The exercise
In the records below, pick out all lines containing the word "specific".

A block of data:
______
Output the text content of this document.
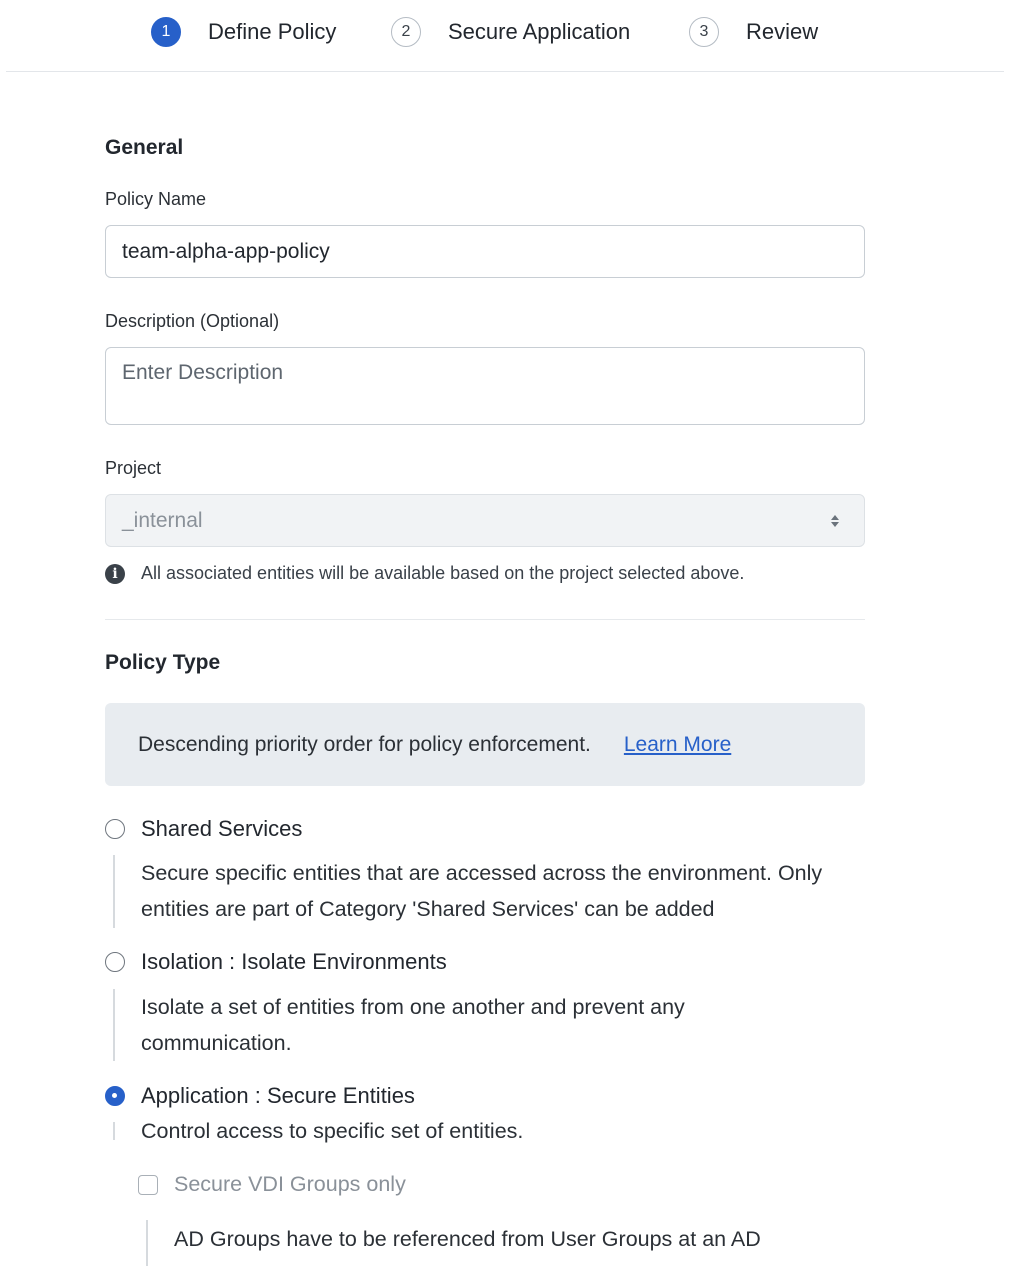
1	Define Policy	2	Secure Application	3	Review
General
Policy Name
team-alpha-app-policy
Description (Optional)
Enter Description
Project
_internal
i	All associated entities will be available based on the project selected above.
Policy Type
Descending priority order for policy enforcement. Learn More
Shared Services
Secure specific entities that are accessed across the environment. Only entities are part of Category 'Shared Services' can be added
Isolation : Isolate Environments
Isolate a set of entities from one another and prevent any communication.
Application : Secure Entities
Control access to specific set of entities.
Secure VDI Groups only
AD Groups have to be referenced from User Groups at an AD
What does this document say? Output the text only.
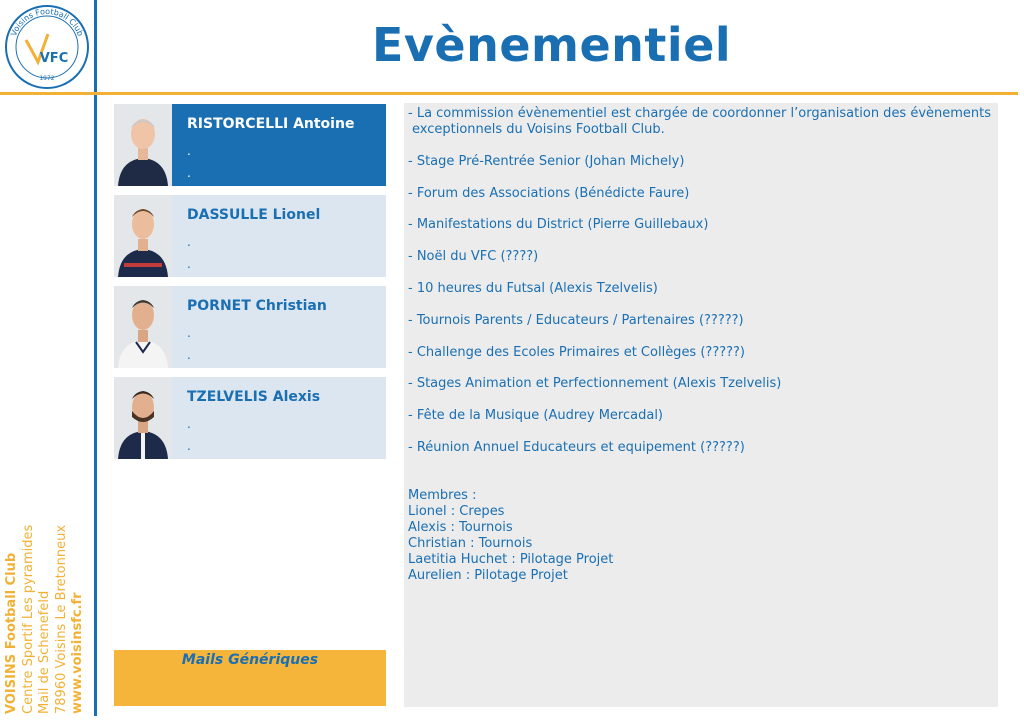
Voisins Football Club
VFC
1972
Evènementiel
RISTORCELLI Antoine
.
.
DASSULLE Lionel
.
.
PORNET Christian
.
.
TZELVELIS Alexis
.
.
Mails Génériques

- La commission évènementiel est chargée de coordonner l’organisation des évènements

exceptionnels du Voisins Football Club.

- Stage Pré-Rentrée Senior (Johan Michely)

- Forum des Associations (Bénédicte Faure)

- Manifestations du District (Pierre Guillebaux)

- Noël du VFC (????)

- 10 heures du Futsal (Alexis Tzelvelis)

- Tournois Parents / Educateurs / Partenaires (?????)

- Challenge des Ecoles Primaires et Collèges (?????)

- Stages Animation et Perfectionnement (Alexis Tzelvelis)

- Fête de la Musique (Audrey Mercadal)

- Réunion Annuel Educateurs et equipement (?????)

Membres :

Lionel : Crepes

Alexis : Tournois

Christian : Tournois

Laetitia Huchet : Pilotage Projet

Aurelien : Pilotage Projet

VOISINS Football Club Centre Sportif Les pyramides Mail de Schenefeld 78960 Voisins Le Bretonneux www.voisinsfc.fr
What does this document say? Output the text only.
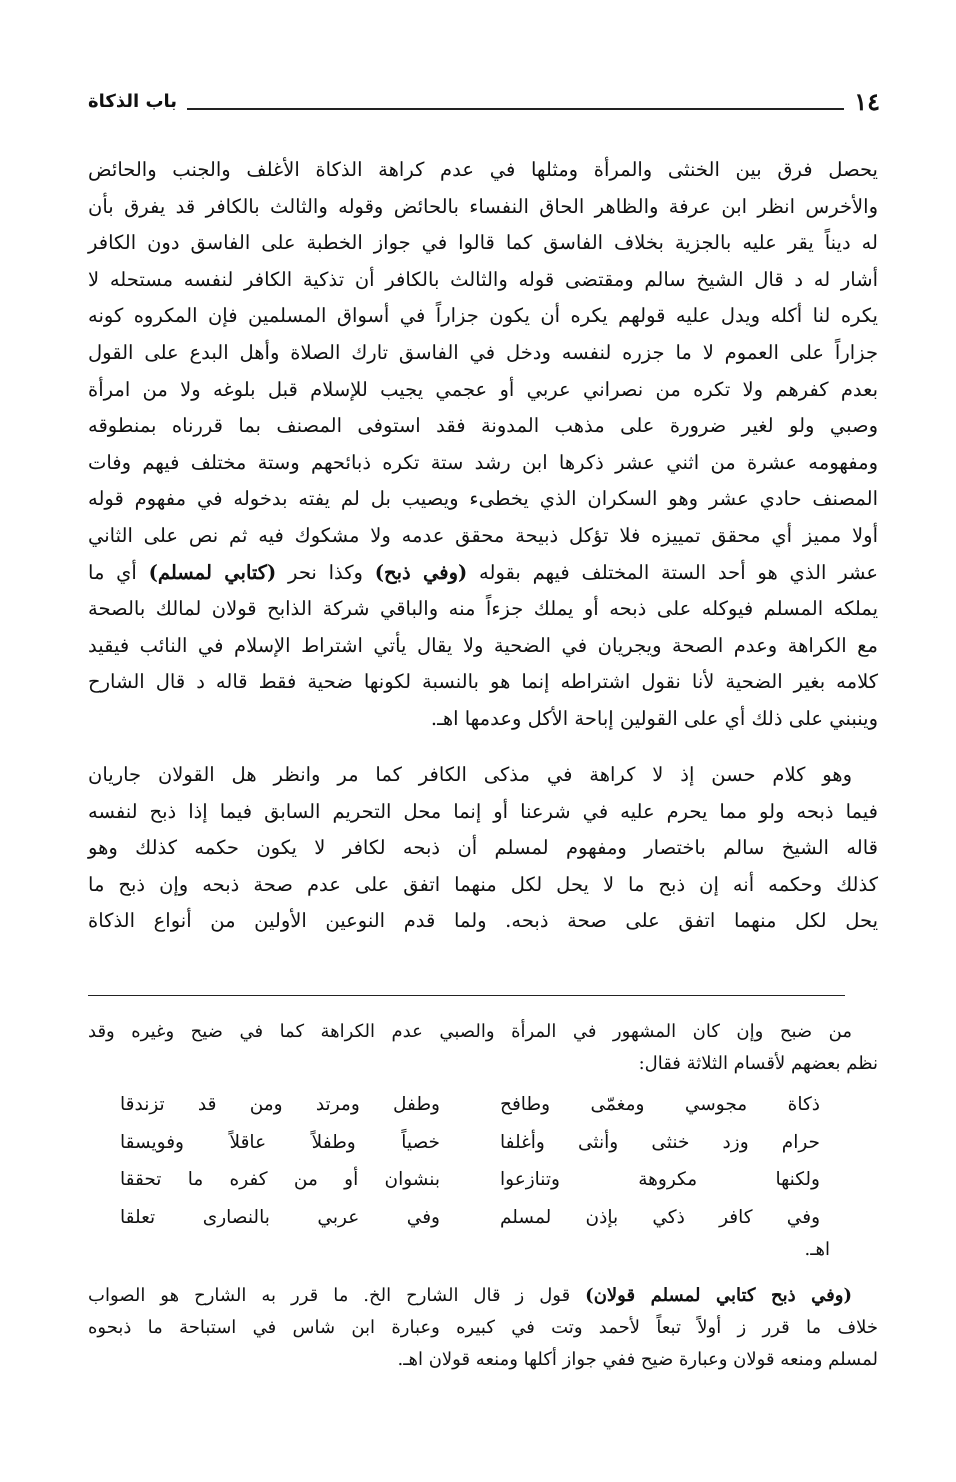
١٤
باب الذكاة
يحصل فرق بين الخنثى والمرأة ومثلها في عدم كراهة الذكاة الأغلف والجنب والحائض
والأخرس انظر ابن عرفة والظاهر الحاق النفساء بالحائض وقوله والثالث بالكافر قد يفرق بأن
له ديناً يقر عليه بالجزية بخلاف الفاسق كما قالوا في جواز الخطبة على الفاسق دون الكافر
أشار له د قال الشيخ سالم ومقتضى قوله والثالث بالكافر أن تذكية الكافر لنفسه مستحله لا
يكره لنا أكله ويدل عليه قولهم يكره أن يكون جزاراً في أسواق المسلمين فإن المكروه كونه
جزاراً على العموم لا ما جزره لنفسه ودخل في الفاسق تارك الصلاة وأهل البدع على القول
بعدم كفرهم ولا تكره من نصراني عربي أو عجمي يجيب للإسلام قبل بلوغه ولا من امرأة
وصبي ولو لغير ضرورة على مذهب المدونة فقد استوفى المصنف بما قررناه بمنطوقه
ومفهومه عشرة من اثني عشر ذكرها ابن رشد ستة تكره ذبائحهم وستة مختلف فيهم وفات
المصنف حادي عشر وهو السكران الذي يخطىء ويصيب بل لم يفته بدخوله في مفهوم قوله
أولا مميز أي محقق تمييزه فلا تؤكل ذبيحة محقق عدمه ولا مشكوك فيه ثم نص على الثاني
عشر الذي هو أحد الستة المختلف فيهم بقوله (وفي ذبح) وكذا نحر (كتابي لمسلم) أي ما
يملكه المسلم فيوكله على ذبحه أو يملك جزءاً منه والباقي شركة الذابح قولان لمالك بالصحة
مع الكراهة وعدم الصحة ويجريان في الضحية ولا يقال يأتي اشتراط الإسلام في النائب فيقيد
كلامه بغير الضحية لأنا نقول اشتراطه إنما هو بالنسبة لكونها ضحية فقط قاله د قال الشارح
وينبني على ذلك أي على القولين إباحة الأكل وعدمها اهـ.
وهو كلام حسن إذ لا كراهة في مذكى الكافر كما مر وانظر هل القولان جاريان
فيما ذبحه ولو مما يحرم عليه في شرعنا أو إنما محل التحريم السابق فيما إذا ذبح لنفسه
قاله الشيخ سالم باختصار ومفهوم لمسلم أن ذبحه لكافر لا يكون حكمه كذلك وهو
كذلك وحكمه أنه إن ذبح ما لا يحل لكل منهما اتفق على عدم صحة ذبحه وإن ذبح ما
يحل لكل منهما اتفق على صحة ذبحه. ولما قدم النوعين الأولين من أنواع الذكاة
من ضبح وإن كان المشهور في المرأة والصبي عدم الكراهة كما في ضيح وغيره وقد
نظم بعضهم لأقسام الثلاثة فقال:
ذكاة مجوسي ومغمّى وطافح
وطفل ومرتد ومن قد تزندقا
حرام وزد خنثى وأنثى وأغلفا
خصياً وطفلاً عاقلاً وفويسقا
ولكنها مكروهة وتنازعوا
بنشوان أو من كفره ما تحققا
وفي كافر ذكي بإذن لمسلم
وفي عربي بالنصارى تعلقا
اهـ.
(وفي ذبح كتابي لمسلم قولان) قول ز قال الشارح الخ. ما قرر به الشارح هو الصواب
خلاف ما قرر ز أولاً تبعاً لأحمد وتت في كبيره وعبارة ابن شاس في استباحة ما ذبحوه
لمسلم ومنعه قولان وعبارة ضيح ففي جواز أكلها ومنعه قولان اهـ.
______
Solution to the problem
Secure specific entities that are accessed across the environment. Only entities are part of Category 'Shared Services' can be added
Control access to specific set of entities.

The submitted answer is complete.